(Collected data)

------------------------------------------------------------------------

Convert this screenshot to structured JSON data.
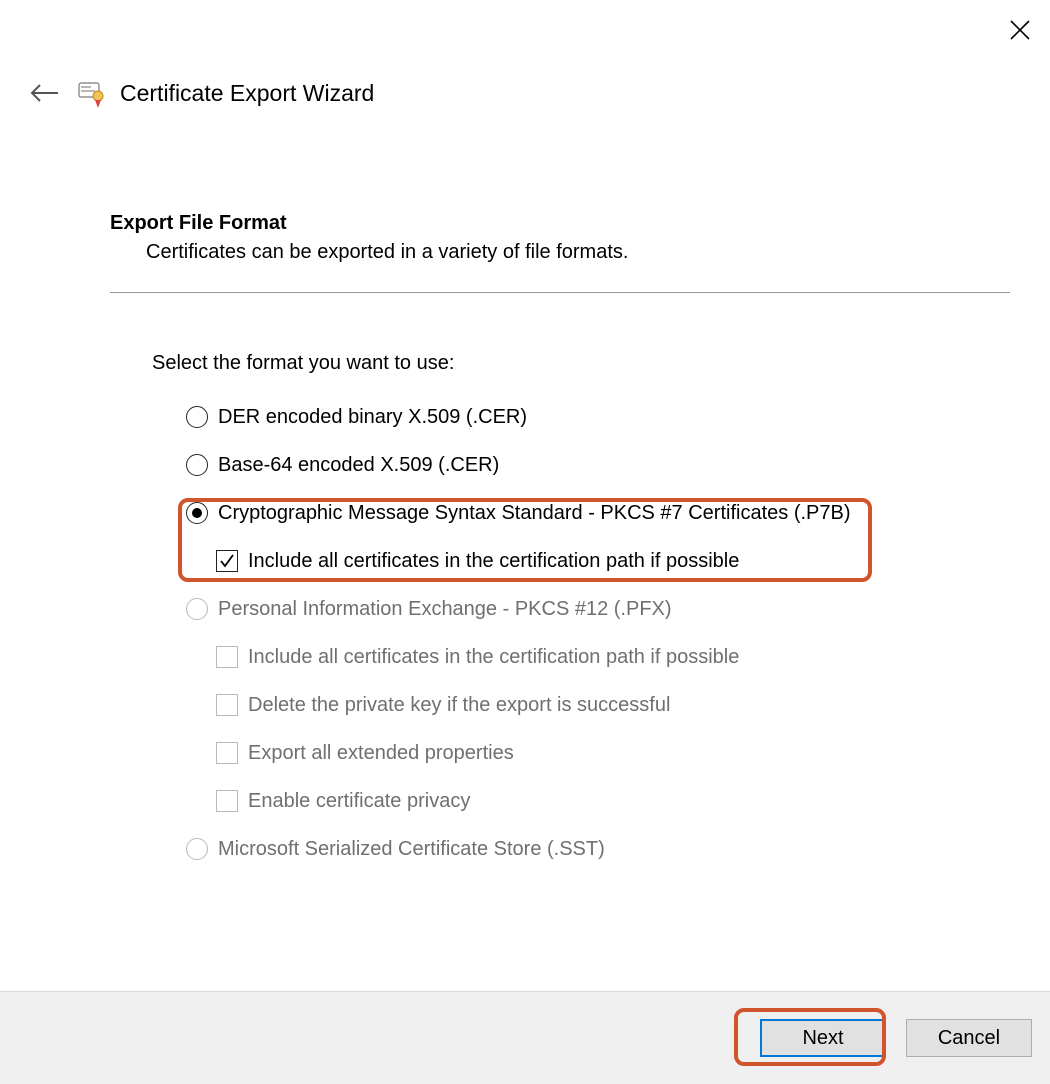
{
  "window": {
    "title": "Certificate Export Wizard"
  },
  "section": {
    "title": "Export File Format",
    "subtitle": "Certificates can be exported in a variety of file formats."
  },
  "prompt": "Select the format you want to use:",
  "options": {
    "der": {
      "label": "DER encoded binary X.509 (.CER)"
    },
    "b64": {
      "label": "Base-64 encoded X.509 (.CER)"
    },
    "p7b": {
      "label": "Cryptographic Message Syntax Standard - PKCS #7 Certificates (.P7B)"
    },
    "p7b_include": {
      "label": "Include all certificates in the certification path if possible"
    },
    "pfx": {
      "label": "Personal Information Exchange - PKCS #12 (.PFX)"
    },
    "pfx_include": {
      "label": "Include all certificates in the certification path if possible"
    },
    "pfx_delete": {
      "label": "Delete the private key if the export is successful"
    },
    "pfx_ext": {
      "label": "Export all extended properties"
    },
    "pfx_privacy": {
      "label": "Enable certificate privacy"
    },
    "sst": {
      "label": "Microsoft Serialized Certificate Store (.SST)"
    }
  },
  "footer": {
    "next": "Next",
    "cancel": "Cancel"
  }
}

------------------------------------------------------------------------

Exercise directions: Repeat the material verbatim. Do not carry over any picture.

Exercise result:
Convert this screenshot to structured JSON data.
{
  "window": {
    "title": "Certificate Export Wizard"
  },
  "section": {
    "title": "Export File Format",
    "subtitle": "Certificates can be exported in a variety of file formats."
  },
  "prompt": "Select the format you want to use:",
  "options": {
    "der": {
      "label": "DER encoded binary X.509 (.CER)"
    },
    "b64": {
      "label": "Base-64 encoded X.509 (.CER)"
    },
    "p7b": {
      "label": "Cryptographic Message Syntax Standard - PKCS #7 Certificates (.P7B)"
    },
    "p7b_include": {
      "label": "Include all certificates in the certification path if possible"
    },
    "pfx": {
      "label": "Personal Information Exchange - PKCS #12 (.PFX)"
    },
    "pfx_include": {
      "label": "Include all certificates in the certification path if possible"
    },
    "pfx_delete": {
      "label": "Delete the private key if the export is successful"
    },
    "pfx_ext": {
      "label": "Export all extended properties"
    },
    "pfx_privacy": {
      "label": "Enable certificate privacy"
    },
    "sst": {
      "label": "Microsoft Serialized Certificate Store (.SST)"
    }
  },
  "footer": {
    "next": "Next",
    "cancel": "Cancel"
  }
}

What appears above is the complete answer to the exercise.